▶ Records shown
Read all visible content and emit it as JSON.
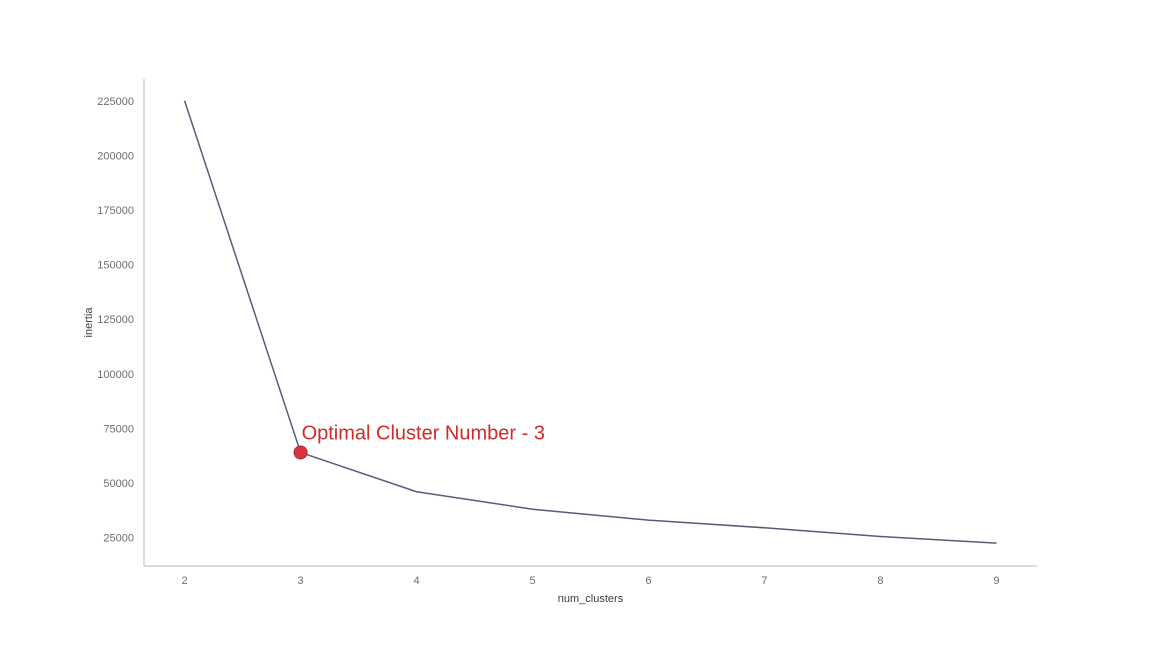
{
  "chart_data": {
    "type": "line",
    "title": "",
    "xlabel": "num_clusters",
    "ylabel": "inertia",
    "x": [
      2,
      3,
      4,
      5,
      6,
      7,
      8,
      9
    ],
    "series": [
      {
        "values": [
          225000,
          64000,
          46000,
          38000,
          33000,
          29500,
          25500,
          22500
        ]
      }
    ],
    "xlim": [
      1.65,
      9.35
    ],
    "ylim": [
      12000,
      235000
    ],
    "xticks": [
      2,
      3,
      4,
      5,
      6,
      7,
      8,
      9
    ],
    "yticks": [
      25000,
      50000,
      75000,
      100000,
      125000,
      150000,
      175000,
      200000,
      225000
    ],
    "grid": false,
    "annotation": {
      "text": "Optimal Cluster Number - 3",
      "x": 3,
      "y": 64000
    },
    "colors": {
      "line": "#5f5978",
      "marker": "#d9333f",
      "annotation": "#d12a2a",
      "axis": "#b9b9b9"
    }
  }
}
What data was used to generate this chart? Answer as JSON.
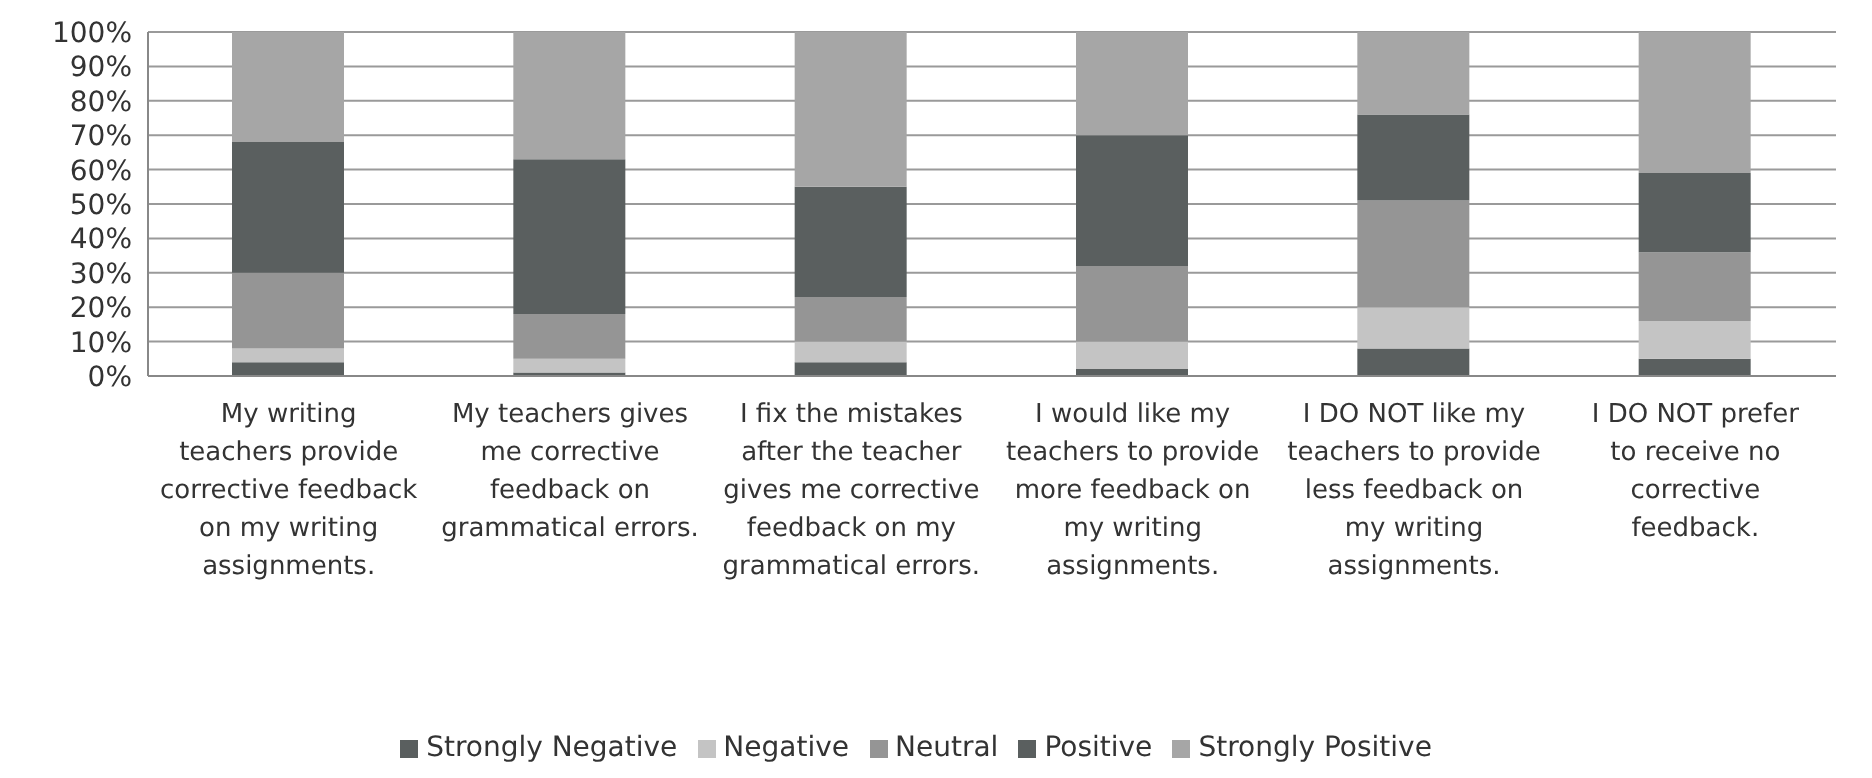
{
  "chart_data": {
    "type": "bar",
    "stacked": true,
    "categories": [
      "My writing teachers provide corrective feedback on my writing assignments.",
      "My teachers gives me corrective feedback on grammatical errors.",
      "I fix the mistakes after the teacher gives me corrective feedback on my grammatical errors.",
      "I would like my teachers to provide more feedback on my writing assignments.",
      "I DO NOT like my teachers to provide less feedback on my writing assignments.",
      "I DO NOT prefer to receive no corrective feedback."
    ],
    "series": [
      {
        "name": "Strongly Negative",
        "color": "#5a5f5f",
        "values": [
          4,
          1,
          4,
          2,
          8,
          5
        ]
      },
      {
        "name": "Negative",
        "color": "#c4c4c4",
        "values": [
          4,
          4,
          6,
          8,
          12,
          11
        ]
      },
      {
        "name": "Neutral",
        "color": "#959595",
        "values": [
          22,
          13,
          13,
          22,
          31,
          20
        ]
      },
      {
        "name": "Positive",
        "color": "#5a5f5f",
        "values": [
          38,
          45,
          32,
          38,
          25,
          23
        ]
      },
      {
        "name": "Strongly Positive",
        "color": "#a6a6a6",
        "values": [
          32,
          37,
          45,
          30,
          24,
          41
        ]
      }
    ],
    "ylim": [
      0,
      100
    ],
    "yticks": [
      {
        "value": 0,
        "label": "0%"
      },
      {
        "value": 10,
        "label": "10%"
      },
      {
        "value": 20,
        "label": "20%"
      },
      {
        "value": 30,
        "label": "30%"
      },
      {
        "value": 40,
        "label": "40%"
      },
      {
        "value": 50,
        "label": "50%"
      },
      {
        "value": 60,
        "label": "60%"
      },
      {
        "value": 70,
        "label": "70%"
      },
      {
        "value": 80,
        "label": "80%"
      },
      {
        "value": 90,
        "label": "90%"
      },
      {
        "value": 100,
        "label": "100%"
      }
    ],
    "grid": "y",
    "legend": "bottom"
  }
}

▶ Task description
Copy each line in full and exactly, omitting any picture.

▶ Reply
Read all visible content and emit it as JSON.
{
  "chart_data": {
    "type": "line",
    "title": "",
    "xlabel": "num_clusters",
    "ylabel": "inertia",
    "x": [
      2,
      3,
      4,
      5,
      6,
      7,
      8,
      9
    ],
    "series": [
      {
        "values": [
          225000,
          64000,
          46000,
          38000,
          33000,
          29500,
          25500,
          22500
        ]
      }
    ],
    "xlim": [
      1.65,
      9.35
    ],
    "ylim": [
      12000,
      235000
    ],
    "xticks": [
      2,
      3,
      4,
      5,
      6,
      7,
      8,
      9
    ],
    "yticks": [
      25000,
      50000,
      75000,
      100000,
      125000,
      150000,
      175000,
      200000,
      225000
    ],
    "grid": false,
    "annotation": {
      "text": "Optimal Cluster Number - 3",
      "x": 3,
      "y": 64000
    },
    "colors": {
      "line": "#5f5978",
      "marker": "#d9333f",
      "annotation": "#d12a2a",
      "axis": "#b9b9b9"
    }
  }
}
What data was used to generate this chart? Answer as JSON.
{
  "chart_data": {
    "type": "bar",
    "stacked": true,
    "categories": [
      "My writing teachers provide corrective feedback on my writing assignments.",
      "My teachers gives me corrective feedback on grammatical errors.",
      "I fix the mistakes after the teacher gives me corrective feedback on my grammatical errors.",
      "I would like my teachers to provide more feedback on my writing assignments.",
      "I DO NOT like my teachers to provide less feedback on my writing assignments.",
      "I DO NOT prefer to receive no corrective feedback."
    ],
    "series": [
      {
        "name": "Strongly Negative",
        "color": "#5a5f5f",
        "values": [
          4,
          1,
          4,
          2,
          8,
          5
        ]
      },
      {
        "name": "Negative",
        "color": "#c4c4c4",
        "values": [
          4,
          4,
          6,
          8,
          12,
          11
        ]
      },
      {
        "name": "Neutral",
        "color": "#959595",
        "values": [
          22,
          13,
          13,
          22,
          31,
          20
        ]
      },
      {
        "name": "Positive",
        "color": "#5a5f5f",
        "values": [
          38,
          45,
          32,
          38,
          25,
          23
        ]
      },
      {
        "name": "Strongly Positive",
        "color": "#a6a6a6",
        "values": [
          32,
          37,
          45,
          30,
          24,
          41
        ]
      }
    ],
    "ylim": [
      0,
      100
    ],
    "yticks": [
      {
        "value": 0,
        "label": "0%"
      },
      {
        "value": 10,
        "label": "10%"
      },
      {
        "value": 20,
        "label": "20%"
      },
      {
        "value": 30,
        "label": "30%"
      },
      {
        "value": 40,
        "label": "40%"
      },
      {
        "value": 50,
        "label": "50%"
      },
      {
        "value": 60,
        "label": "60%"
      },
      {
        "value": 70,
        "label": "70%"
      },
      {
        "value": 80,
        "label": "80%"
      },
      {
        "value": 90,
        "label": "90%"
      },
      {
        "value": 100,
        "label": "100%"
      }
    ],
    "grid": "y",
    "legend": "bottom"
  }
}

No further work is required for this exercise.